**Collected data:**

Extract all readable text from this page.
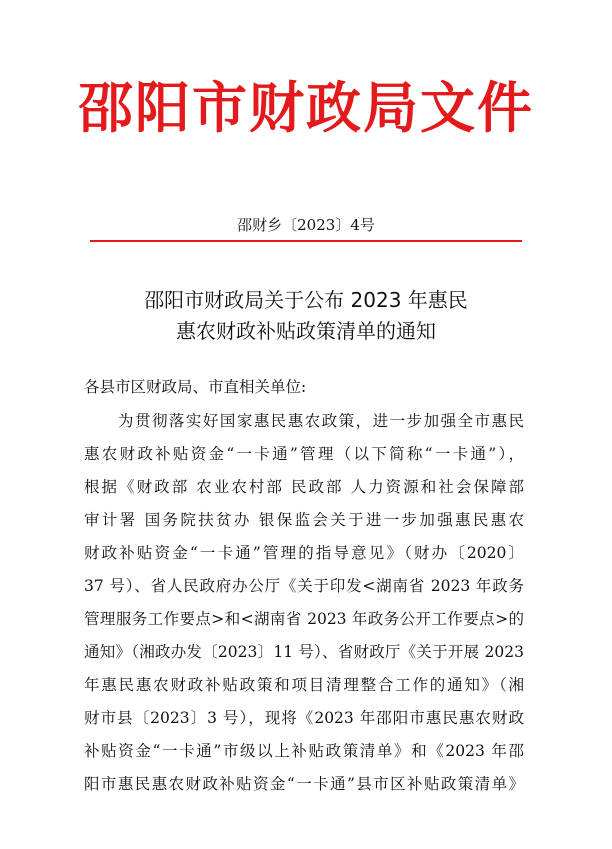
邵阳市财政局文件
邵财乡〔2023〕4号
邵阳市财政局关于公布 2023 年惠民
惠农财政补贴政策清单的通知
各县市区财政局、市直相关单位:
为贯彻落实好国家惠民惠农政策，进一步加强全市惠民
惠农财政补贴资金“一卡通”管理（以下简称“一卡通”），
根据《财政部 农业农村部 民政部 人力资源和社会保障部
审计署 国务院扶贫办 银保监会关于进一步加强惠民惠农
财政补贴资金“一卡通”管理的指导意见》（财办〔2020〕
37 号）、省人民政府办公厅《关于印发<湖南省 2023 年政务
管理服务工作要点>和<湖南省 2023 年政务公开工作要点>的
通知》（湘政办发〔2023〕11 号）、省财政厅《关于开展 2023
年惠民惠农财政补贴政策和项目清理整合工作的通知》（湘
财市县〔2023〕3 号），现将《2023 年邵阳市惠民惠农财政
补贴资金“一卡通”市级以上补贴政策清单》和《2023 年邵
阳市惠民惠农财政补贴资金“一卡通”县市区补贴政策清单》
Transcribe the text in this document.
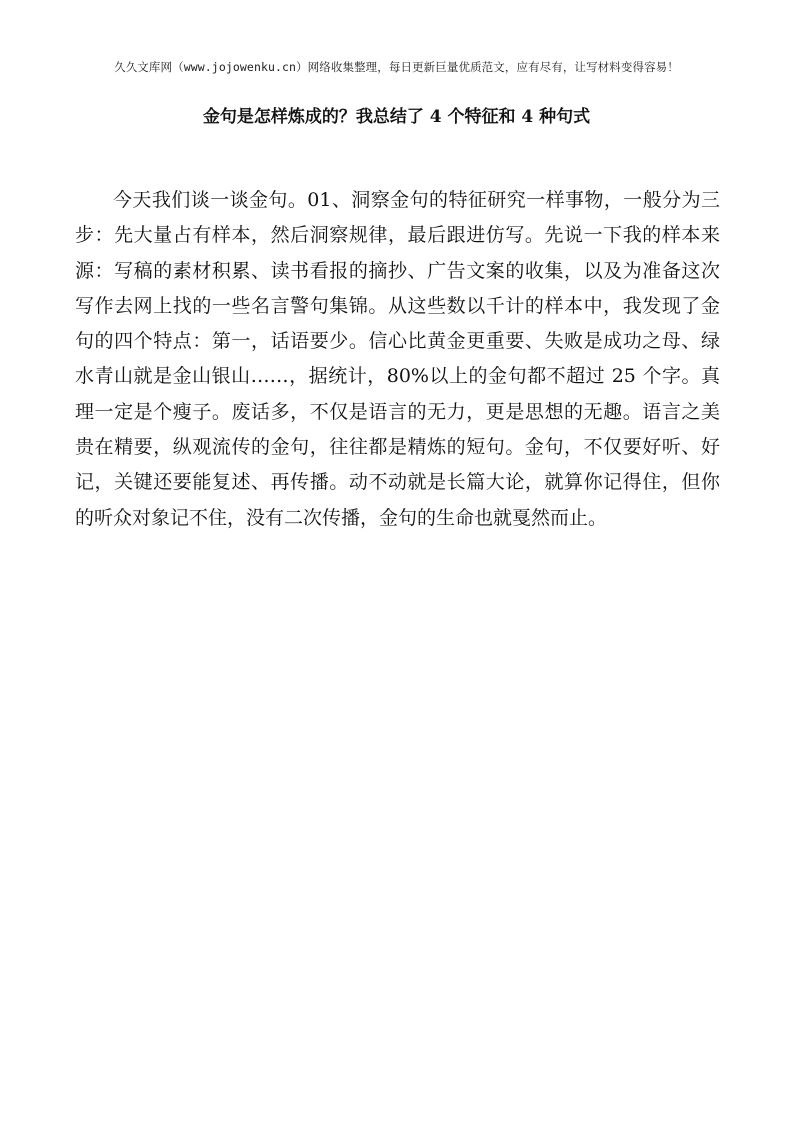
久久文库网（www.jojowenku.cn）网络收集整理，每日更新巨量优质范文，应有尽有，让写材料变得容易！
金句是怎样炼成的？我总结了 4 个特征和 4 种句式

今天我们谈一谈金句。01、洞察金句的特征研究一样事物，一般分为三步：先大量占有样本，然后洞察规律，最后跟进仿写。先说一下我的样本来源：写稿的素材积累、读书看报的摘抄、广告文案的收集，以及为准备这次写作去网上找的一些名言警句集锦。从这些数以千计的样本中，我发现了金句的四个特点：第一，话语要少。信心比黄金更重要、失败是成功之母、绿水青山就是金山银山……，据统计，80%以上的金句都不超过 25 个字。真理一定是个瘦子。废话多，不仅是语言的无力，更是思想的无趣。语言之美贵在精要，纵观流传的金句，往往都是精炼的短句。金句，不仅要好听、好记，关键还要能复述、再传播。动不动就是长篇大论，就算你记得住，但你的听众对象记不住，没有二次传播，金句的生命也就戛然而止。
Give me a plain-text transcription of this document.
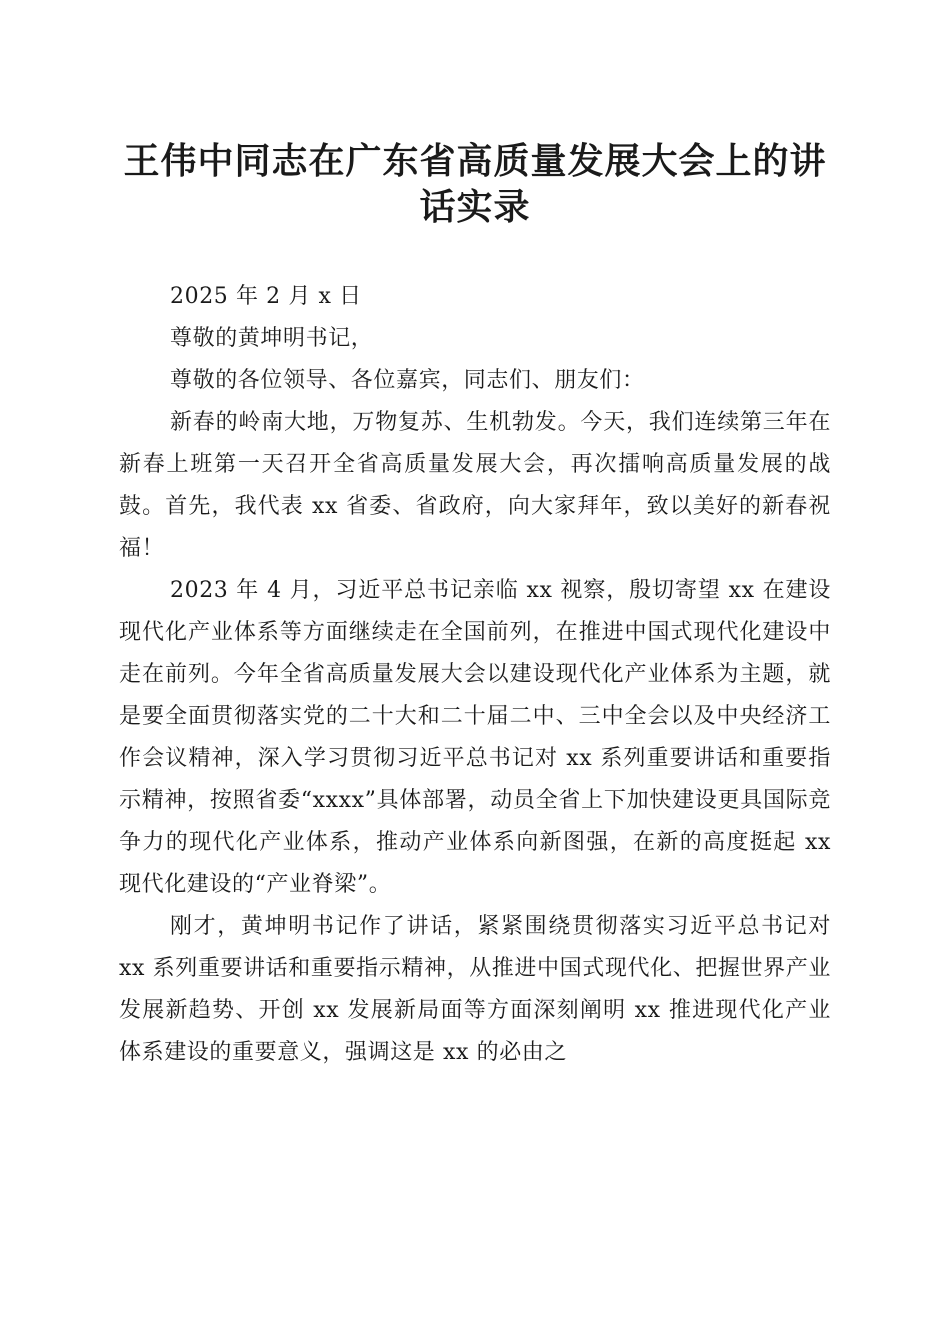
王伟中同志在广东省高质量发展大会上的讲话实录

2025 年 2 月 x 日

尊敬的黄坤明书记，

尊敬的各位领导、各位嘉宾，同志们、朋友们：

新春的岭南大地，万物复苏、生机勃发。今天，我们连续第三年在新春上班第一天召开全省高质量发展大会，再次擂响高质量发展的战鼓。首先，我代表 xx 省委、省政府，向大家拜年，致以美好的新春祝福！

2023 年 4 月，习近平总书记亲临 xx 视察，殷切寄望 xx 在建设现代化产业体系等方面继续走在全国前列，在推进中国式现代化建设中走在前列。今年全省高质量发展大会以建设现代化产业体系为主题，就是要全面贯彻落实党的二十大和二十届二中、三中全会以及中央经济工作会议精神，深入学习贯彻习近平总书记对 xx 系列重要讲话和重要指示精神，按照省委“xxxx”具体部署，动员全省上下加快建设更具国际竞争力的现代化产业体系，推动产业体系向新图强，在新的高度挺起 xx 现代化建设的“产业脊梁”。

刚才，黄坤明书记作了讲话，紧紧围绕贯彻落实习近平总书记对 xx 系列重要讲话和重要指示精神，从推进中国式现代化、把握世界产业发展新趋势、开创 xx 发展新局面等方面深刻阐明 xx 推进现代化产业体系建设的重要意义，强调这是 xx 的必由之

**Task objective:** Respond with nothing but the number of lines in the entries that contain the string "document".

**Complete answer:** 2